◆ **TASK OBJECTIVE**
Only the pictures are left out: repeat the rest of the entries exactly.
--- RAW DATA ---
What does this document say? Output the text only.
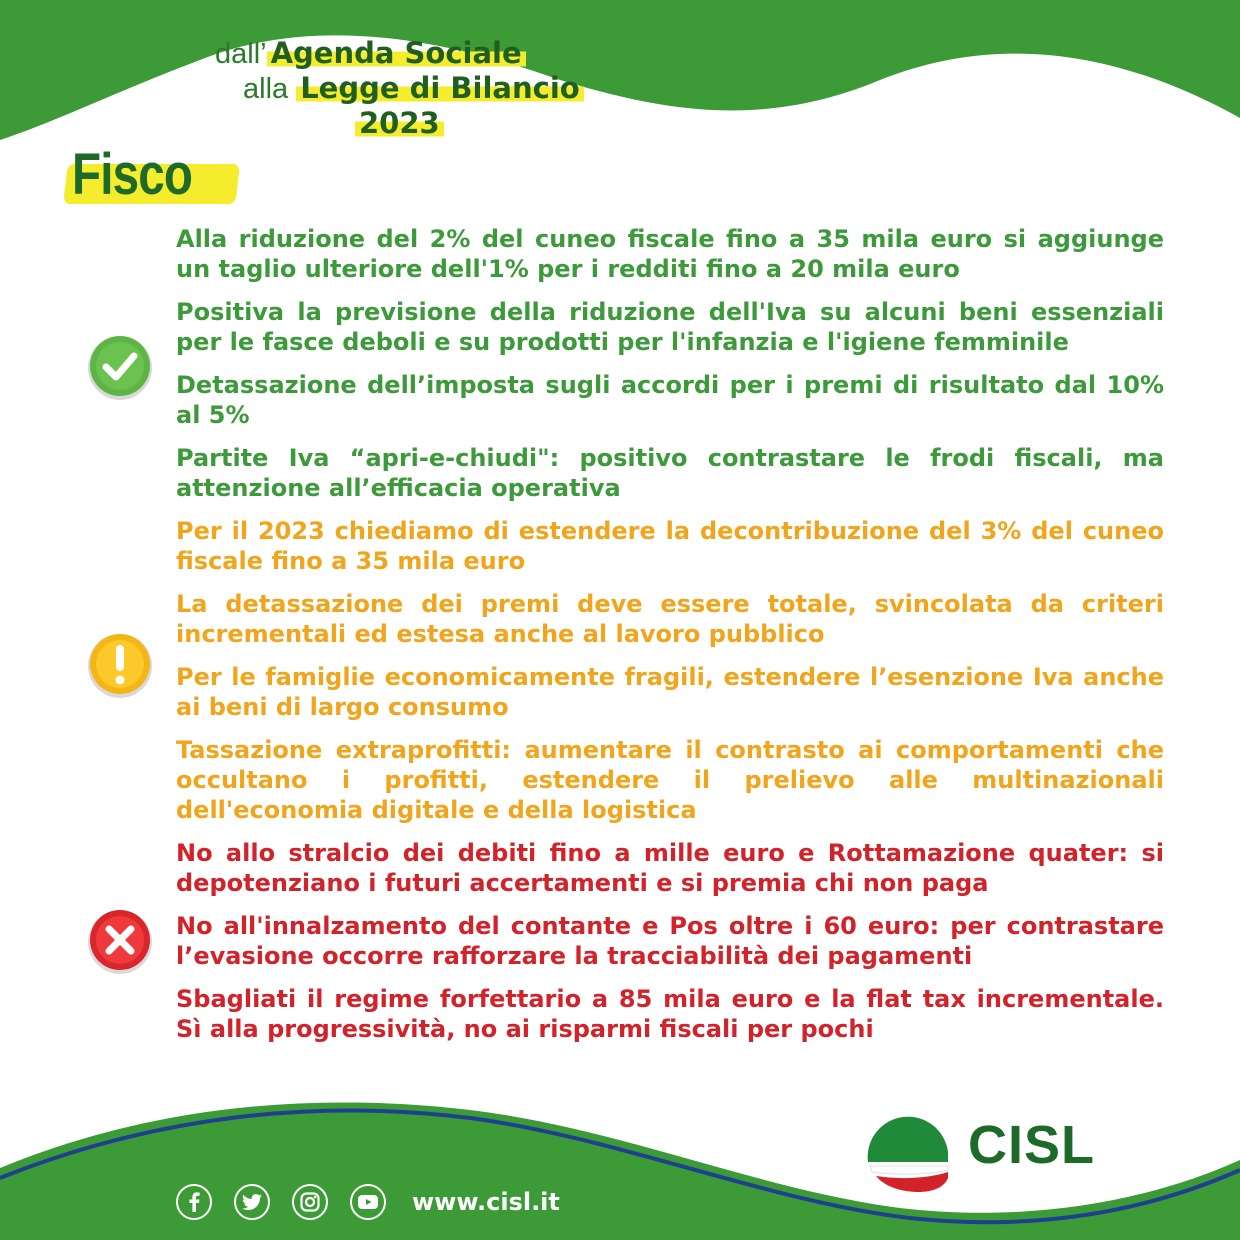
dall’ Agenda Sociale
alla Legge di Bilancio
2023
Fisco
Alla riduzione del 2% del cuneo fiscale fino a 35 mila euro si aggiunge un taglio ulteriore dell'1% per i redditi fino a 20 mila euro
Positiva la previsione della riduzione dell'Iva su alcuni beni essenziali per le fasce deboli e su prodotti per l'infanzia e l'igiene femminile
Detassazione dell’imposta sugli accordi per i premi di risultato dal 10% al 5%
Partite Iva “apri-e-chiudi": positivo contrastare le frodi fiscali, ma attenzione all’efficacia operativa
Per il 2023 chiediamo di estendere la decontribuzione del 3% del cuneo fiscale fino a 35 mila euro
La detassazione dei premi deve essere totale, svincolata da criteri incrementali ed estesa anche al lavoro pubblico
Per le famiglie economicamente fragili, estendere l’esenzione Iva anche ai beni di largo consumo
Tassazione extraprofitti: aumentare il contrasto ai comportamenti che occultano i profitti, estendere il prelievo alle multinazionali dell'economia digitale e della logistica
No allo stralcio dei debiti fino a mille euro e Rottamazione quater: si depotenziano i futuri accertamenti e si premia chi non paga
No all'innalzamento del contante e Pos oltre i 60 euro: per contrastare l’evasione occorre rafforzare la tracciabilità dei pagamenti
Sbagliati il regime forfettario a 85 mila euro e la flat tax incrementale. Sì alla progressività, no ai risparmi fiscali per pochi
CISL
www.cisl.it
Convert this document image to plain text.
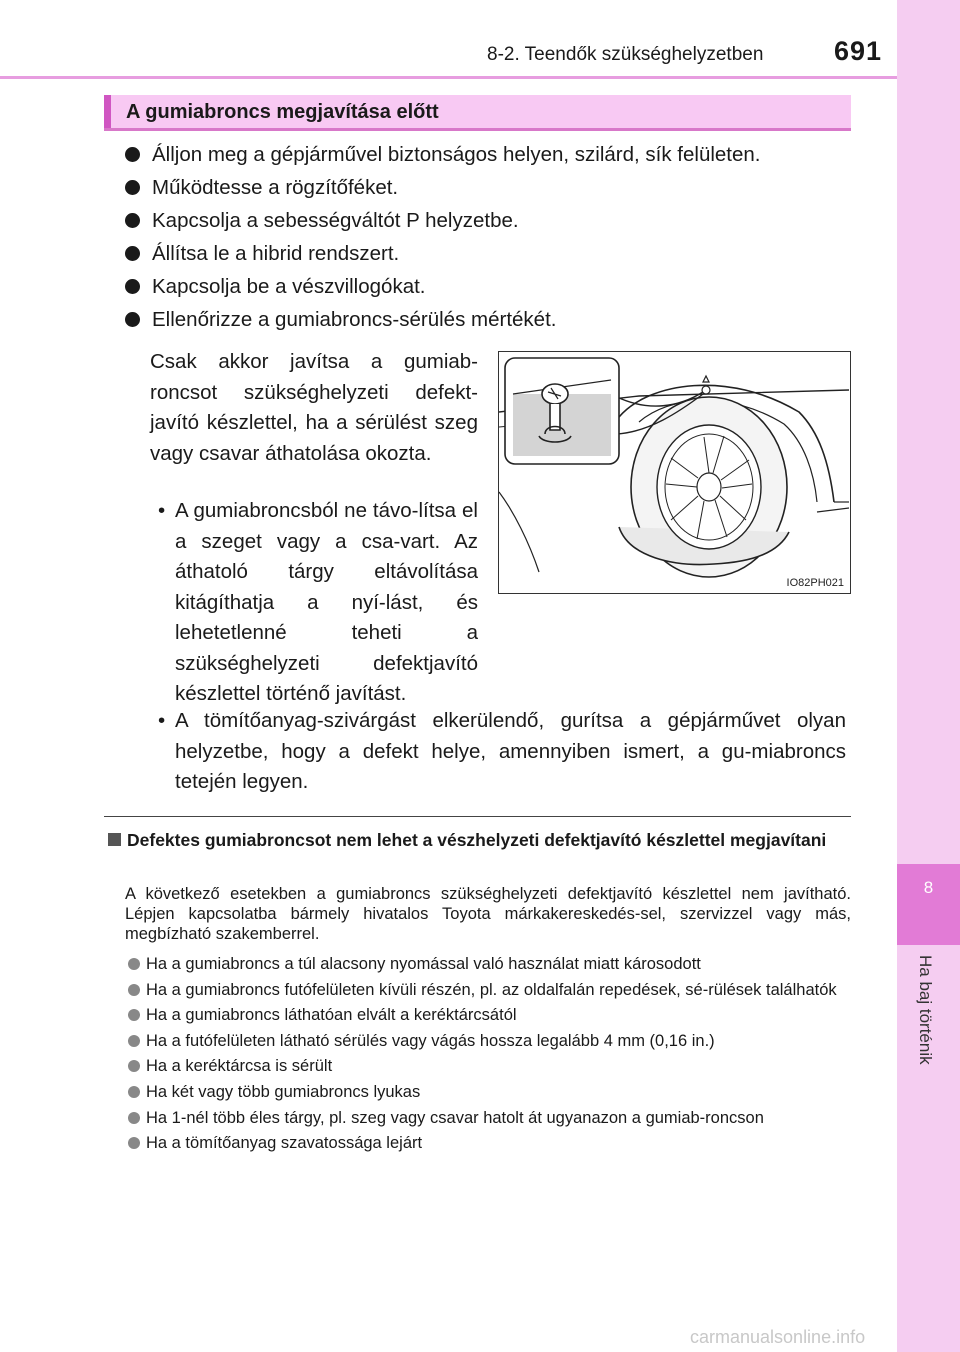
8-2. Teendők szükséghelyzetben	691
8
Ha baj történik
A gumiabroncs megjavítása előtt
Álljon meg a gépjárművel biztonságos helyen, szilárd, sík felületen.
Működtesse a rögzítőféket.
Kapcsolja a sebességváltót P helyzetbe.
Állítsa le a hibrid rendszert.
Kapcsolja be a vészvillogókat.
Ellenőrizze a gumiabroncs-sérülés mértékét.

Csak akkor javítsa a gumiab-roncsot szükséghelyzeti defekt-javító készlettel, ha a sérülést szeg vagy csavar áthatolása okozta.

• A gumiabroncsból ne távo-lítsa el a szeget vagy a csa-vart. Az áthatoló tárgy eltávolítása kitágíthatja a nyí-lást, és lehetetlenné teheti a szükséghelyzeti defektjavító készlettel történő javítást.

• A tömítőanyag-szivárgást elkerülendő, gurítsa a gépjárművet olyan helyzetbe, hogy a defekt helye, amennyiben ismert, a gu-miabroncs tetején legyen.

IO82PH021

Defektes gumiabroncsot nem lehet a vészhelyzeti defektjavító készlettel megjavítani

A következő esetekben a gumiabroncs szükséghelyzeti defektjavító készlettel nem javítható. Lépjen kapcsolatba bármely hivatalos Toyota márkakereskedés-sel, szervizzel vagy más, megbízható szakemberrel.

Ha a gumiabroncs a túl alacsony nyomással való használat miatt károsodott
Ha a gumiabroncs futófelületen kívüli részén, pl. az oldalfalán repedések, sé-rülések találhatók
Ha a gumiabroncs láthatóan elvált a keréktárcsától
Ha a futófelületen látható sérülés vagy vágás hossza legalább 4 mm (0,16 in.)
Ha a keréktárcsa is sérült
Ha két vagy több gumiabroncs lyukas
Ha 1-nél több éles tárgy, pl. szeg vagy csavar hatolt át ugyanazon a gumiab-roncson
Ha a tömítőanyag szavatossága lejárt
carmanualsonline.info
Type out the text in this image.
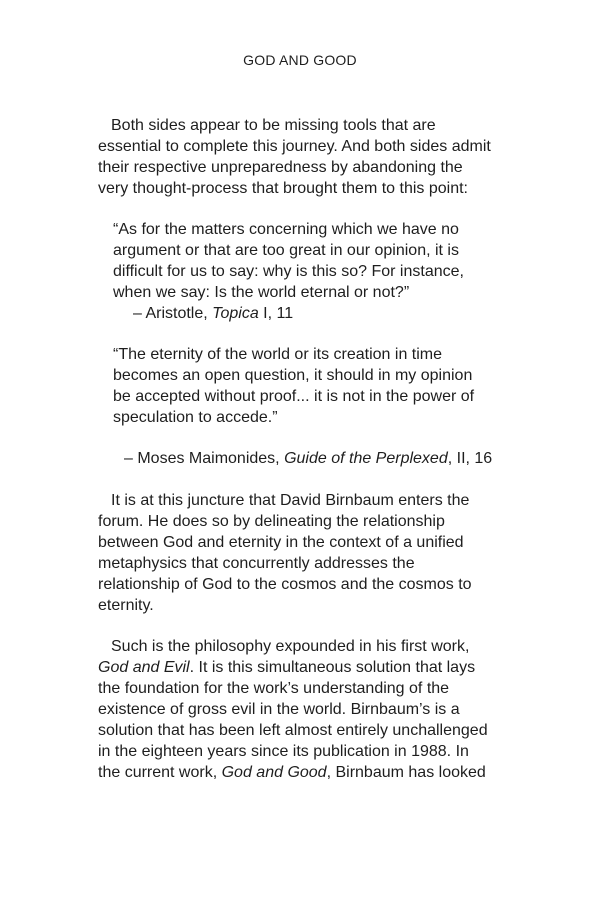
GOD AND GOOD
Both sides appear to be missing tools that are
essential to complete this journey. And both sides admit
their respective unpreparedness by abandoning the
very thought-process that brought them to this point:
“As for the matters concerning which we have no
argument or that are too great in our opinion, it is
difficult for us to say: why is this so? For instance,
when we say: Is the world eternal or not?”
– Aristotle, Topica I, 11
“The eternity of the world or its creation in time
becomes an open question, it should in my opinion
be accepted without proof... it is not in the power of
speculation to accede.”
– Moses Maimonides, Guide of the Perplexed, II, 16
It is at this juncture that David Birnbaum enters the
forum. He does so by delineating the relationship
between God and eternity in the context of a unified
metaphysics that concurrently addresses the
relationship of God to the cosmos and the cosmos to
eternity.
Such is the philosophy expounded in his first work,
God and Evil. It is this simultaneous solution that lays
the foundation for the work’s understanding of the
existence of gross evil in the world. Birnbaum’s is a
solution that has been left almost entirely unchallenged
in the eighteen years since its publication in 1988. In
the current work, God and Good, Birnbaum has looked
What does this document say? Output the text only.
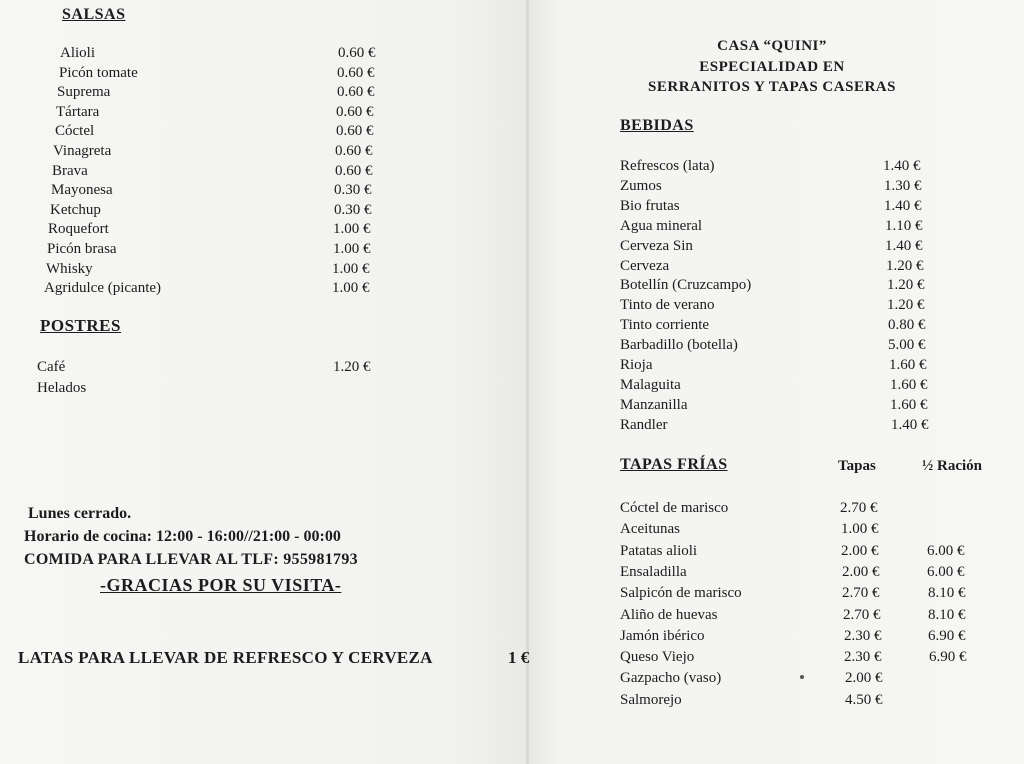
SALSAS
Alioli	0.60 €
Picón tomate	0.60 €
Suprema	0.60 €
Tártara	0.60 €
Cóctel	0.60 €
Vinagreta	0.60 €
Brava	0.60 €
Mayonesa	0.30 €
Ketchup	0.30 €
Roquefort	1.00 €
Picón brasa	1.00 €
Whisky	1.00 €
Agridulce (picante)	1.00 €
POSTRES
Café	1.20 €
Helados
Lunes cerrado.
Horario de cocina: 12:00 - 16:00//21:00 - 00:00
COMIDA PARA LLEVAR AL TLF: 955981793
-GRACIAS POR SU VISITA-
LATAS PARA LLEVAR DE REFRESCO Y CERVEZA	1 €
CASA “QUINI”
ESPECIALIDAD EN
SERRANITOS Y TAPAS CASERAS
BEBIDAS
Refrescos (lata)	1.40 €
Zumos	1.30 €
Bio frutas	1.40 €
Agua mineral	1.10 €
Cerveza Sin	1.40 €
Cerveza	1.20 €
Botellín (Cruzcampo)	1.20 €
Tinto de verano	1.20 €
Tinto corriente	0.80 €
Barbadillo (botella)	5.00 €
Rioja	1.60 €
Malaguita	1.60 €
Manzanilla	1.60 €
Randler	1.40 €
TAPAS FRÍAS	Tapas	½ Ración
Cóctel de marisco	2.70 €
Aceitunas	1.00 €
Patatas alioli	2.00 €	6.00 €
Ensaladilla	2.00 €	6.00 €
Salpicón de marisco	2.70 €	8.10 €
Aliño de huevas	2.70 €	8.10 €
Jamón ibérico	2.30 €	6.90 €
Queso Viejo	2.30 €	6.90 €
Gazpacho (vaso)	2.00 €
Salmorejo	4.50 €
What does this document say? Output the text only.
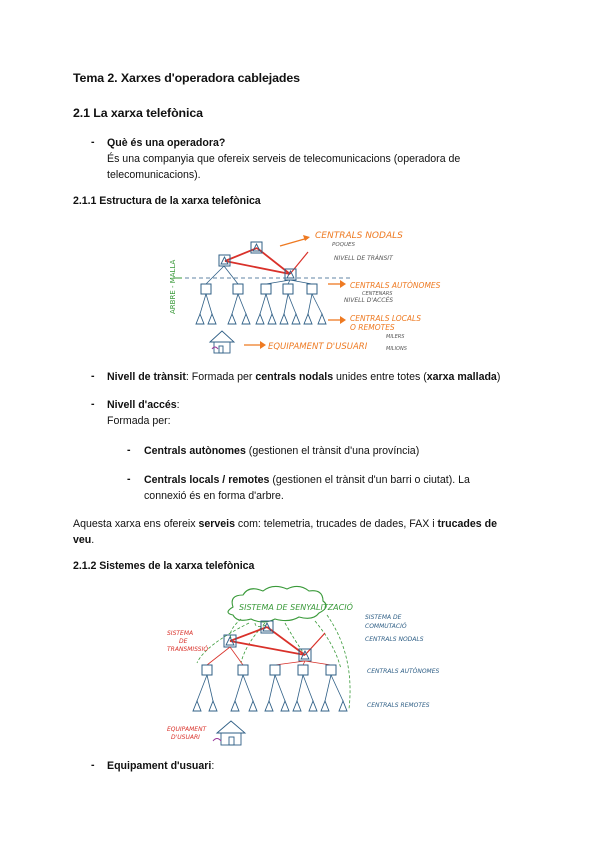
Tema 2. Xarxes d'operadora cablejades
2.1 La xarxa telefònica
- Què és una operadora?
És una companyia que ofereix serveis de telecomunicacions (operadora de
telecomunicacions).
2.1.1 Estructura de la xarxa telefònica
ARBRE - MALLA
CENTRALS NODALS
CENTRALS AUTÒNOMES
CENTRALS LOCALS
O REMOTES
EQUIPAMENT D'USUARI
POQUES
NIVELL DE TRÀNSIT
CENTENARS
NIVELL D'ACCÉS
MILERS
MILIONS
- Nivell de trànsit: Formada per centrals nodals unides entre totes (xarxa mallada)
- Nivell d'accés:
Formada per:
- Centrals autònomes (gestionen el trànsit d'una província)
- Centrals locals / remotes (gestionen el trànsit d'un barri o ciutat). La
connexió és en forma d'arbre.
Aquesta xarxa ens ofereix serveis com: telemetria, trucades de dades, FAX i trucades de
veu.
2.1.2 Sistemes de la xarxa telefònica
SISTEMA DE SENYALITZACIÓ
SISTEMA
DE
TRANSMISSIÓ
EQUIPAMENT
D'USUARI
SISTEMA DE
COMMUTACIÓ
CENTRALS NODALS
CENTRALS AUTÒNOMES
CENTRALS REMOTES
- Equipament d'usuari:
---
◆ **EXERCISE RESULT**
What does this document say? Output the text only.
dall’ Agenda Sociale
alla Legge di Bilancio
2023
Fisco
Alla riduzione del 2% del cuneo fiscale fino a 35 mila euro si aggiunge un taglio ulteriore dell'1% per i redditi fino a 20 mila euro
Positiva la previsione della riduzione dell'Iva su alcuni beni essenziali per le fasce deboli e su prodotti per l'infanzia e l'igiene femminile
Detassazione dell’imposta sugli accordi per i premi di risultato dal 10% al 5%
Partite Iva “apri-e-chiudi": positivo contrastare le frodi fiscali, ma attenzione all’efficacia operativa
Per il 2023 chiediamo di estendere la decontribuzione del 3% del cuneo fiscale fino a 35 mila euro
La detassazione dei premi deve essere totale, svincolata da criteri incrementali ed estesa anche al lavoro pubblico
Per le famiglie economicamente fragili, estendere l’esenzione Iva anche ai beni di largo consumo
Tassazione extraprofitti: aumentare il contrasto ai comportamenti che occultano i profitti, estendere il prelievo alle multinazionali dell'economia digitale e della logistica
No allo stralcio dei debiti fino a mille euro e Rottamazione quater: si depotenziano i futuri accertamenti e si premia chi non paga
No all'innalzamento del contante e Pos oltre i 60 euro: per contrastare l’evasione occorre rafforzare la tracciabilità dei pagamenti
Sbagliati il regime forfettario a 85 mila euro e la flat tax incrementale. Sì alla progressività, no ai risparmi fiscali per pochi
CISL
www.cisl.it
Convert this document image to plain text.
8-2. Teendők szükséghelyzetben	691
8
Ha baj történik
A gumiabroncs megjavítása előtt
Álljon meg a gépjárművel biztonságos helyen, szilárd, sík felületen.
Működtesse a rögzítőféket.
Kapcsolja a sebességváltót P helyzetbe.
Állítsa le a hibrid rendszert.
Kapcsolja be a vészvillogókat.
Ellenőrizze a gumiabroncs-sérülés mértékét.

Csak akkor javítsa a gumiab-roncsot szükséghelyzeti defekt-javító készlettel, ha a sérülést szeg vagy csavar áthatolása okozta.

• A gumiabroncsból ne távo-lítsa el a szeget vagy a csa-vart. Az áthatoló tárgy eltávolítása kitágíthatja a nyí-lást, és lehetetlenné teheti a szükséghelyzeti defektjavító készlettel történő javítást.

• A tömítőanyag-szivárgást elkerülendő, gurítsa a gépjárművet olyan helyzetbe, hogy a defekt helye, amennyiben ismert, a gu-miabroncs tetején legyen.

IO82PH021

Defektes gumiabroncsot nem lehet a vészhelyzeti defektjavító készlettel megjavítani

A következő esetekben a gumiabroncs szükséghelyzeti defektjavító készlettel nem javítható. Lépjen kapcsolatba bármely hivatalos Toyota márkakereskedés-sel, szervizzel vagy más, megbízható szakemberrel.

Ha a gumiabroncs a túl alacsony nyomással való használat miatt károsodott
Ha a gumiabroncs futófelületen kívüli részén, pl. az oldalfalán repedések, sé-rülések találhatók
Ha a gumiabroncs láthatóan elvált a keréktárcsától
Ha a futófelületen látható sérülés vagy vágás hossza legalább 4 mm (0,16 in.)
Ha a keréktárcsa is sérült
Ha két vagy több gumiabroncs lyukas
Ha 1-nél több éles tárgy, pl. szeg vagy csavar hatolt át ugyanazon a gumiab-roncson
Ha a tömítőanyag szavatossága lejárt
carmanualsonline.info
Type out the text in this image.
GOD AND GOOD
Both sides appear to be missing tools that are
essential to complete this journey. And both sides admit
their respective unpreparedness by abandoning the
very thought-process that brought them to this point:
“As for the matters concerning which we have no
argument or that are too great in our opinion, it is
difficult for us to say: why is this so? For instance,
when we say: Is the world eternal or not?”
– Aristotle, Topica I, 11
“The eternity of the world or its creation in time
becomes an open question, it should in my opinion
be accepted without proof... it is not in the power of
speculation to accede.”
– Moses Maimonides, Guide of the Perplexed, II, 16
It is at this juncture that David Birnbaum enters the
forum. He does so by delineating the relationship
between God and eternity in the context of a unified
metaphysics that concurrently addresses the
relationship of God to the cosmos and the cosmos to
eternity.
Such is the philosophy expounded in his first work,
God and Evil. It is this simultaneous solution that lays
the foundation for the work’s understanding of the
existence of gross evil in the world. Birnbaum’s is a
solution that has been left almost entirely unchallenged
in the eighteen years since its publication in 1988. In
the current work, God and Good, Birnbaum has looked
What does this document say? Output the text only.
SALSAS
Alioli	0.60 €
Picón tomate	0.60 €
Suprema	0.60 €
Tártara	0.60 €
Cóctel	0.60 €
Vinagreta	0.60 €
Brava	0.60 €
Mayonesa	0.30 €
Ketchup	0.30 €
Roquefort	1.00 €
Picón brasa	1.00 €
Whisky	1.00 €
Agridulce (picante)	1.00 €
POSTRES
Café	1.20 €
Helados
Lunes cerrado.
Horario de cocina: 12:00 - 16:00//21:00 - 00:00
COMIDA PARA LLEVAR AL TLF: 955981793
-GRACIAS POR SU VISITA-
LATAS PARA LLEVAR DE REFRESCO Y CERVEZA	1 €
CASA “QUINI”
ESPECIALIDAD EN
SERRANITOS Y TAPAS CASERAS
BEBIDAS
Refrescos (lata)	1.40 €
Zumos	1.30 €
Bio frutas	1.40 €
Agua mineral	1.10 €
Cerveza Sin	1.40 €
Cerveza	1.20 €
Botellín (Cruzcampo)	1.20 €
Tinto de verano	1.20 €
Tinto corriente	0.80 €
Barbadillo (botella)	5.00 €
Rioja	1.60 €
Malaguita	1.60 €
Manzanilla	1.60 €
Randler	1.40 €
TAPAS FRÍAS	Tapas	½ Ración
Cóctel de marisco	2.70 €
Aceitunas	1.00 €
Patatas alioli	2.00 €	6.00 €
Ensaladilla	2.00 €	6.00 €
Salpicón de marisco	2.70 €	8.10 €
Aliño de huevas	2.70 €	8.10 €
Jamón ibérico	2.30 €	6.90 €
Queso Viejo	2.30 €	6.90 €
Gazpacho (vaso)	2.00 €
Salmorejo	4.50 €
What does this document say? Output the text only.
Tema 2. Xarxes d'operadora cablejades
2.1 La xarxa telefònica
- Què és una operadora?
És una companyia que ofereix serveis de telecomunicacions (operadora de
telecomunicacions).
2.1.1 Estructura de la xarxa telefònica
ARBRE - MALLA
CENTRALS NODALS
CENTRALS AUTÒNOMES
CENTRALS LOCALS
O REMOTES
EQUIPAMENT D'USUARI
POQUES
NIVELL DE TRÀNSIT
CENTENARS
NIVELL D'ACCÉS
MILERS
MILIONS
- Nivell de trànsit: Formada per centrals nodals unides entre totes (xarxa mallada)
- Nivell d'accés:
Formada per:
- Centrals autònomes (gestionen el trànsit d'una província)
- Centrals locals / remotes (gestionen el trànsit d'un barri o ciutat). La
connexió és en forma d'arbre.
Aquesta xarxa ens ofereix serveis com: telemetria, trucades de dades, FAX i trucades de
veu.
2.1.2 Sistemes de la xarxa telefònica
SISTEMA DE SENYALITZACIÓ
SISTEMA
DE
TRANSMISSIÓ
EQUIPAMENT
D'USUARI
SISTEMA DE
COMMUTACIÓ
CENTRALS NODALS
CENTRALS AUTÒNOMES
CENTRALS REMOTES
- Equipament d'usuari:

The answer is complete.